__Exercise details__
Give the data below again, word for word.

(Excerpt from a dataset)

>> START

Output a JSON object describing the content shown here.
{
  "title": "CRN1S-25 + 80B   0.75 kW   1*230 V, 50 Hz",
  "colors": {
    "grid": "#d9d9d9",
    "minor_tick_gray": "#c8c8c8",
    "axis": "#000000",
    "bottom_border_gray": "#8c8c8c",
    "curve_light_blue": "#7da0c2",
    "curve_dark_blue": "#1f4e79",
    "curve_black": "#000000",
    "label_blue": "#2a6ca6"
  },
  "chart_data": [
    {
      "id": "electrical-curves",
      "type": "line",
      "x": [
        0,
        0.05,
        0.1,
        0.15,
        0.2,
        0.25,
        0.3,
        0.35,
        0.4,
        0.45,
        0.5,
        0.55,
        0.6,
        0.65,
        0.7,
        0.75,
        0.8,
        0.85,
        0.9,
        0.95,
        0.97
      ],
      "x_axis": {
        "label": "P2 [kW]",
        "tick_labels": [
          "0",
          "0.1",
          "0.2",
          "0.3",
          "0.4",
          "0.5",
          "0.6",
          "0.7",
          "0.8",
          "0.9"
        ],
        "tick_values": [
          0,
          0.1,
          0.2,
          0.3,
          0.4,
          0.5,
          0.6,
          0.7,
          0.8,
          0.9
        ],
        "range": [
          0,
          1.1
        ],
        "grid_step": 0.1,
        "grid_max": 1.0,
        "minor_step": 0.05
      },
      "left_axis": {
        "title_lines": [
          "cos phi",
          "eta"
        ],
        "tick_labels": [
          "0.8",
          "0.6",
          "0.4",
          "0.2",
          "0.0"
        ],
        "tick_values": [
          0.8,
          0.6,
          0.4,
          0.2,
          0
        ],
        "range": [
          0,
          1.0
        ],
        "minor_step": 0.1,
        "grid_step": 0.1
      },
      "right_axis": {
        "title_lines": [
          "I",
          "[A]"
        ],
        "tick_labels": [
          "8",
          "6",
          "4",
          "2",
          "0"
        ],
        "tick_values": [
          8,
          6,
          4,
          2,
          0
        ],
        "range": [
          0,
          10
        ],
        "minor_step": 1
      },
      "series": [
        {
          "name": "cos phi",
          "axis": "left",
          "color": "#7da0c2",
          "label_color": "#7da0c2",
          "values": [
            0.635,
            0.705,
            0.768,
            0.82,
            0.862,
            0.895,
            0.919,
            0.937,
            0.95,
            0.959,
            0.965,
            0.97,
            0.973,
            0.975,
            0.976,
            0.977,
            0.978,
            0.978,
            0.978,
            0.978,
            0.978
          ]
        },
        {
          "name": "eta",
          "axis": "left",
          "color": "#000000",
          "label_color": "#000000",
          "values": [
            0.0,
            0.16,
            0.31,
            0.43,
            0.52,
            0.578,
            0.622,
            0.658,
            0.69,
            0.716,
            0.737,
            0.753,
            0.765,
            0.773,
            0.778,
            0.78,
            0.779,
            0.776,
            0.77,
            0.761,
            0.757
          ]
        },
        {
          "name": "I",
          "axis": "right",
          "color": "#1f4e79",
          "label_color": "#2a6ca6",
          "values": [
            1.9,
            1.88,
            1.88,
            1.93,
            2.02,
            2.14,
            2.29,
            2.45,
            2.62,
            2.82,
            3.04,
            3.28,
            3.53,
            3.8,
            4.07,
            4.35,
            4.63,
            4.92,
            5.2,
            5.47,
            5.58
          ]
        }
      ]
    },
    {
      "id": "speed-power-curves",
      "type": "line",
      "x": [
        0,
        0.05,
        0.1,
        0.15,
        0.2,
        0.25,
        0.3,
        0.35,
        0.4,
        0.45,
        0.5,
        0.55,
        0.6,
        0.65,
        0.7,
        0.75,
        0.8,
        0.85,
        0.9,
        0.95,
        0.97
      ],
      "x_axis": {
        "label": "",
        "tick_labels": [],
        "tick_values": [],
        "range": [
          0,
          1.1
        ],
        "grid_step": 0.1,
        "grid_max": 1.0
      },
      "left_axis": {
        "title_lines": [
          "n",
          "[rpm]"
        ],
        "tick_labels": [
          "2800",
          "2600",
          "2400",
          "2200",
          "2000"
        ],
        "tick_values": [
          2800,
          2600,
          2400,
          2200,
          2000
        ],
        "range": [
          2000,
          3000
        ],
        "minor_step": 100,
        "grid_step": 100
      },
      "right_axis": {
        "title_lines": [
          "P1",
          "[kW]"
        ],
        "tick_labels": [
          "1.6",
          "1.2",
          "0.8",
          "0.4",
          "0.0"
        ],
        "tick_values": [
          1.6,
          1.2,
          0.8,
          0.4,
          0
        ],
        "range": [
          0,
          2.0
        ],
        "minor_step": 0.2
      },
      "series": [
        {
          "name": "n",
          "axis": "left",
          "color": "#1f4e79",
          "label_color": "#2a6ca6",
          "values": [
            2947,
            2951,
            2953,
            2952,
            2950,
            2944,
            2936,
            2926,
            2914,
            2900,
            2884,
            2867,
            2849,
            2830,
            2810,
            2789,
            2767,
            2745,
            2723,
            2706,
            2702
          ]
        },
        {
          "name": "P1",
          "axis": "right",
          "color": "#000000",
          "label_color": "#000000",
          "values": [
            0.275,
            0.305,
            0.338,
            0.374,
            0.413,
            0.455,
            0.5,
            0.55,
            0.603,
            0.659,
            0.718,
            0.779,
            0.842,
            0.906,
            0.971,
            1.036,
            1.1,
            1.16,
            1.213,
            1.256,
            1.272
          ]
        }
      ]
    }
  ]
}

>> END

__Written solution__
Output a JSON object describing the content shown here.
{
  "title": "CRN1S-25 + 80B   0.75 kW   1*230 V, 50 Hz",
  "colors": {
    "grid": "#d9d9d9",
    "minor_tick_gray": "#c8c8c8",
    "axis": "#000000",
    "bottom_border_gray": "#8c8c8c",
    "curve_light_blue": "#7da0c2",
    "curve_dark_blue": "#1f4e79",
    "curve_black": "#000000",
    "label_blue": "#2a6ca6"
  },
  "chart_data": [
    {
      "id": "electrical-curves",
      "type": "line",
      "x": [
        0,
        0.05,
        0.1,
        0.15,
        0.2,
        0.25,
        0.3,
        0.35,
        0.4,
        0.45,
        0.5,
        0.55,
        0.6,
        0.65,
        0.7,
        0.75,
        0.8,
        0.85,
        0.9,
        0.95,
        0.97
      ],
      "x_axis": {
        "label": "P2 [kW]",
        "tick_labels": [
          "0",
          "0.1",
          "0.2",
          "0.3",
          "0.4",
          "0.5",
          "0.6",
          "0.7",
          "0.8",
          "0.9"
        ],
        "tick_values": [
          0,
          0.1,
          0.2,
          0.3,
          0.4,
          0.5,
          0.6,
          0.7,
          0.8,
          0.9
        ],
        "range": [
          0,
          1.1
        ],
        "grid_step": 0.1,
        "grid_max": 1.0,
        "minor_step": 0.05
      },
      "left_axis": {
        "title_lines": [
          "cos phi",
          "eta"
        ],
        "tick_labels": [
          "0.8",
          "0.6",
          "0.4",
          "0.2",
          "0.0"
        ],
        "tick_values": [
          0.8,
          0.6,
          0.4,
          0.2,
          0
        ],
        "range": [
          0,
          1.0
        ],
        "minor_step": 0.1,
        "grid_step": 0.1
      },
      "right_axis": {
        "title_lines": [
          "I",
          "[A]"
        ],
        "tick_labels": [
          "8",
          "6",
          "4",
          "2",
          "0"
        ],
        "tick_values": [
          8,
          6,
          4,
          2,
          0
        ],
        "range": [
          0,
          10
        ],
        "minor_step": 1
      },
      "series": [
        {
          "name": "cos phi",
          "axis": "left",
          "color": "#7da0c2",
          "label_color": "#7da0c2",
          "values": [
            0.635,
            0.705,
            0.768,
            0.82,
            0.862,
            0.895,
            0.919,
            0.937,
            0.95,
            0.959,
            0.965,
            0.97,
            0.973,
            0.975,
            0.976,
            0.977,
            0.978,
            0.978,
            0.978,
            0.978,
            0.978
          ]
        },
        {
          "name": "eta",
          "axis": "left",
          "color": "#000000",
          "label_color": "#000000",
          "values": [
            0.0,
            0.16,
            0.31,
            0.43,
            0.52,
            0.578,
            0.622,
            0.658,
            0.69,
            0.716,
            0.737,
            0.753,
            0.765,
            0.773,
            0.778,
            0.78,
            0.779,
            0.776,
            0.77,
            0.761,
            0.757
          ]
        },
        {
          "name": "I",
          "axis": "right",
          "color": "#1f4e79",
          "label_color": "#2a6ca6",
          "values": [
            1.9,
            1.88,
            1.88,
            1.93,
            2.02,
            2.14,
            2.29,
            2.45,
            2.62,
            2.82,
            3.04,
            3.28,
            3.53,
            3.8,
            4.07,
            4.35,
            4.63,
            4.92,
            5.2,
            5.47,
            5.58
          ]
        }
      ]
    },
    {
      "id": "speed-power-curves",
      "type": "line",
      "x": [
        0,
        0.05,
        0.1,
        0.15,
        0.2,
        0.25,
        0.3,
        0.35,
        0.4,
        0.45,
        0.5,
        0.55,
        0.6,
        0.65,
        0.7,
        0.75,
        0.8,
        0.85,
        0.9,
        0.95,
        0.97
      ],
      "x_axis": {
        "label": "",
        "tick_labels": [],
        "tick_values": [],
        "range": [
          0,
          1.1
        ],
        "grid_step": 0.1,
        "grid_max": 1.0
      },
      "left_axis": {
        "title_lines": [
          "n",
          "[rpm]"
        ],
        "tick_labels": [
          "2800",
          "2600",
          "2400",
          "2200",
          "2000"
        ],
        "tick_values": [
          2800,
          2600,
          2400,
          2200,
          2000
        ],
        "range": [
          2000,
          3000
        ],
        "minor_step": 100,
        "grid_step": 100
      },
      "right_axis": {
        "title_lines": [
          "P1",
          "[kW]"
        ],
        "tick_labels": [
          "1.6",
          "1.2",
          "0.8",
          "0.4",
          "0.0"
        ],
        "tick_values": [
          1.6,
          1.2,
          0.8,
          0.4,
          0
        ],
        "range": [
          0,
          2.0
        ],
        "minor_step": 0.2
      },
      "series": [
        {
          "name": "n",
          "axis": "left",
          "color": "#1f4e79",
          "label_color": "#2a6ca6",
          "values": [
            2947,
            2951,
            2953,
            2952,
            2950,
            2944,
            2936,
            2926,
            2914,
            2900,
            2884,
            2867,
            2849,
            2830,
            2810,
            2789,
            2767,
            2745,
            2723,
            2706,
            2702
          ]
        },
        {
          "name": "P1",
          "axis": "right",
          "color": "#000000",
          "label_color": "#000000",
          "values": [
            0.275,
            0.305,
            0.338,
            0.374,
            0.413,
            0.455,
            0.5,
            0.55,
            0.603,
            0.659,
            0.718,
            0.779,
            0.842,
            0.906,
            0.971,
            1.036,
            1.1,
            1.16,
            1.213,
            1.256,
            1.272
          ]
        }
      ]
    }
  ]
}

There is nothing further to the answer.